▶ Listed entries:
══════

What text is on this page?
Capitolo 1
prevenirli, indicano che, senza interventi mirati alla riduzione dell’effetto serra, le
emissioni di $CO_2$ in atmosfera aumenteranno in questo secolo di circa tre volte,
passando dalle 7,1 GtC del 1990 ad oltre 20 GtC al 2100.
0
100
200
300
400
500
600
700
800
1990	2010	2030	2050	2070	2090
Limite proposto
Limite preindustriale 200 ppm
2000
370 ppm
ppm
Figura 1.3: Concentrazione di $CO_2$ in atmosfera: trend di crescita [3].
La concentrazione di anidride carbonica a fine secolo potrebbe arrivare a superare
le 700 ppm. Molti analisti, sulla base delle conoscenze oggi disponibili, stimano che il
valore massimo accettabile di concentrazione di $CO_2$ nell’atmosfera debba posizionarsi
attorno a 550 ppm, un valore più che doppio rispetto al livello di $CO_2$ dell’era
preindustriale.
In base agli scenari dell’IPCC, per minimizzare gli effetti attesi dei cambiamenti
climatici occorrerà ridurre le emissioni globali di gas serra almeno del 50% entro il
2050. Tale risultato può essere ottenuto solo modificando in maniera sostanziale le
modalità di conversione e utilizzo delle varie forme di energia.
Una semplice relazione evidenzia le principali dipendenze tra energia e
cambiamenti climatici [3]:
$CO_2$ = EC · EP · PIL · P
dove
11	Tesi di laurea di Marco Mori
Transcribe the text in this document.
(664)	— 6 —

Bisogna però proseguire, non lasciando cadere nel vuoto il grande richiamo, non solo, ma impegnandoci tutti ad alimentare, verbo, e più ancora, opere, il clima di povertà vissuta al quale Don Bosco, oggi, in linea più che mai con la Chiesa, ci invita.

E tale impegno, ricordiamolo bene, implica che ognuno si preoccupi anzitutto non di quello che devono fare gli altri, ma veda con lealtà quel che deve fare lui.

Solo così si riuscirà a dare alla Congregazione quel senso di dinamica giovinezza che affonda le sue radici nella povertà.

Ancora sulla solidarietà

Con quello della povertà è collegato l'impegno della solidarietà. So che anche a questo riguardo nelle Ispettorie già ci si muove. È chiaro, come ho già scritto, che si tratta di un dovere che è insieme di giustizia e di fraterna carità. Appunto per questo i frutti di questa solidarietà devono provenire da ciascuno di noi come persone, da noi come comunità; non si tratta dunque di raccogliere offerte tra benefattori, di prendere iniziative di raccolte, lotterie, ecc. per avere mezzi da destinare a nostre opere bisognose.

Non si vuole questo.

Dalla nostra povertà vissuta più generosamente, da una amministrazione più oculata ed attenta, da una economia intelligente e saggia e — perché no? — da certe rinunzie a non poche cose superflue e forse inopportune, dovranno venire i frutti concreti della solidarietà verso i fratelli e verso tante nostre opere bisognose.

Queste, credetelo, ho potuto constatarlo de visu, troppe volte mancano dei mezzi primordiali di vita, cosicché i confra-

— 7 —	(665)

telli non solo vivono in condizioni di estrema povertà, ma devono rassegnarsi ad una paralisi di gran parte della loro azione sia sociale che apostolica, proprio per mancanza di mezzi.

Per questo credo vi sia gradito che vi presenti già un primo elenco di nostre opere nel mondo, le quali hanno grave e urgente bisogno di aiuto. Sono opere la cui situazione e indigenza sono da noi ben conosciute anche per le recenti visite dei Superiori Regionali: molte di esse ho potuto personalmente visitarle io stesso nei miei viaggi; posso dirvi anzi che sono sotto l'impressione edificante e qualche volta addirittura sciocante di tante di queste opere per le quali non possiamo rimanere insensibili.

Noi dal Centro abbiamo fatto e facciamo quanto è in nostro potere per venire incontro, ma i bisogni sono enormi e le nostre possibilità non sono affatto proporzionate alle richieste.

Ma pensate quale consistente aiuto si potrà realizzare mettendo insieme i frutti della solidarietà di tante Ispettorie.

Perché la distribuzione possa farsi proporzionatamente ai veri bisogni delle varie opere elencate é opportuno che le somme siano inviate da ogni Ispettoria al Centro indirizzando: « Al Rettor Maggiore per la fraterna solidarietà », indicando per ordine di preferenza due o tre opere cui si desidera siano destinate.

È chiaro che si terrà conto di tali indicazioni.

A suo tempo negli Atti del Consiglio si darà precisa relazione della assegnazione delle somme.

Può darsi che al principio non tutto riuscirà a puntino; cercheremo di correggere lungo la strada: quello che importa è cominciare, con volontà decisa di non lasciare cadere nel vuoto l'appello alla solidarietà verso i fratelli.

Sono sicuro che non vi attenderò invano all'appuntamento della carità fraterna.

══════

▶ Goal of the exercise: Transcribe all of the material exactly. Omit nothing.

▶ Full answer:
What text is on this page?
Capitolo 1
prevenirli, indicano che, senza interventi mirati alla riduzione dell’effetto serra, le
emissioni di $CO_2$ in atmosfera aumenteranno in questo secolo di circa tre volte,
passando dalle 7,1 GtC del 1990 ad oltre 20 GtC al 2100.
0
100
200
300
400
500
600
700
800
1990	2010	2030	2050	2070	2090
Limite proposto
Limite preindustriale 200 ppm
2000
370 ppm
ppm
Figura 1.3: Concentrazione di $CO_2$ in atmosfera: trend di crescita [3].
La concentrazione di anidride carbonica a fine secolo potrebbe arrivare a superare
le 700 ppm. Molti analisti, sulla base delle conoscenze oggi disponibili, stimano che il
valore massimo accettabile di concentrazione di $CO_2$ nell’atmosfera debba posizionarsi
attorno a 550 ppm, un valore più che doppio rispetto al livello di $CO_2$ dell’era
preindustriale.
In base agli scenari dell’IPCC, per minimizzare gli effetti attesi dei cambiamenti
climatici occorrerà ridurre le emissioni globali di gas serra almeno del 50% entro il
2050. Tale risultato può essere ottenuto solo modificando in maniera sostanziale le
modalità di conversione e utilizzo delle varie forme di energia.
Una semplice relazione evidenzia le principali dipendenze tra energia e
cambiamenti climatici [3]:
$CO_2$ = EC · EP · PIL · P
dove
11	Tesi di laurea di Marco Mori
Transcribe the text in this document.
(664)	— 6 —

Bisogna però proseguire, non lasciando cadere nel vuoto il grande richiamo, non solo, ma impegnandoci tutti ad alimentare, verbo, e più ancora, opere, il clima di povertà vissuta al quale Don Bosco, oggi, in linea più che mai con la Chiesa, ci invita.

E tale impegno, ricordiamolo bene, implica che ognuno si preoccupi anzitutto non di quello che devono fare gli altri, ma veda con lealtà quel che deve fare lui.

Solo così si riuscirà a dare alla Congregazione quel senso di dinamica giovinezza che affonda le sue radici nella povertà.

Ancora sulla solidarietà

Con quello della povertà è collegato l'impegno della solidarietà. So che anche a questo riguardo nelle Ispettorie già ci si muove. È chiaro, come ho già scritto, che si tratta di un dovere che è insieme di giustizia e di fraterna carità. Appunto per questo i frutti di questa solidarietà devono provenire da ciascuno di noi come persone, da noi come comunità; non si tratta dunque di raccogliere offerte tra benefattori, di prendere iniziative di raccolte, lotterie, ecc. per avere mezzi da destinare a nostre opere bisognose.

Non si vuole questo.

Dalla nostra povertà vissuta più generosamente, da una amministrazione più oculata ed attenta, da una economia intelligente e saggia e — perché no? — da certe rinunzie a non poche cose superflue e forse inopportune, dovranno venire i frutti concreti della solidarietà verso i fratelli e verso tante nostre opere bisognose.

Queste, credetelo, ho potuto constatarlo de visu, troppe volte mancano dei mezzi primordiali di vita, cosicché i confra-

— 7 —	(665)

telli non solo vivono in condizioni di estrema povertà, ma devono rassegnarsi ad una paralisi di gran parte della loro azione sia sociale che apostolica, proprio per mancanza di mezzi.

Per questo credo vi sia gradito che vi presenti già un primo elenco di nostre opere nel mondo, le quali hanno grave e urgente bisogno di aiuto. Sono opere la cui situazione e indigenza sono da noi ben conosciute anche per le recenti visite dei Superiori Regionali: molte di esse ho potuto personalmente visitarle io stesso nei miei viaggi; posso dirvi anzi che sono sotto l'impressione edificante e qualche volta addirittura sciocante di tante di queste opere per le quali non possiamo rimanere insensibili.

Noi dal Centro abbiamo fatto e facciamo quanto è in nostro potere per venire incontro, ma i bisogni sono enormi e le nostre possibilità non sono affatto proporzionate alle richieste.

Ma pensate quale consistente aiuto si potrà realizzare mettendo insieme i frutti della solidarietà di tante Ispettorie.

Perché la distribuzione possa farsi proporzionatamente ai veri bisogni delle varie opere elencate é opportuno che le somme siano inviate da ogni Ispettoria al Centro indirizzando: « Al Rettor Maggiore per la fraterna solidarietà », indicando per ordine di preferenza due o tre opere cui si desidera siano destinate.

È chiaro che si terrà conto di tali indicazioni.

A suo tempo negli Atti del Consiglio si darà precisa relazione della assegnazione delle somme.

Può darsi che al principio non tutto riuscirà a puntino; cercheremo di correggere lungo la strada: quello che importa è cominciare, con volontà decisa di non lasciare cadere nel vuoto l'appello alla solidarietà verso i fratelli.

Sono sicuro che non vi attenderò invano all'appuntamento della carità fraterna.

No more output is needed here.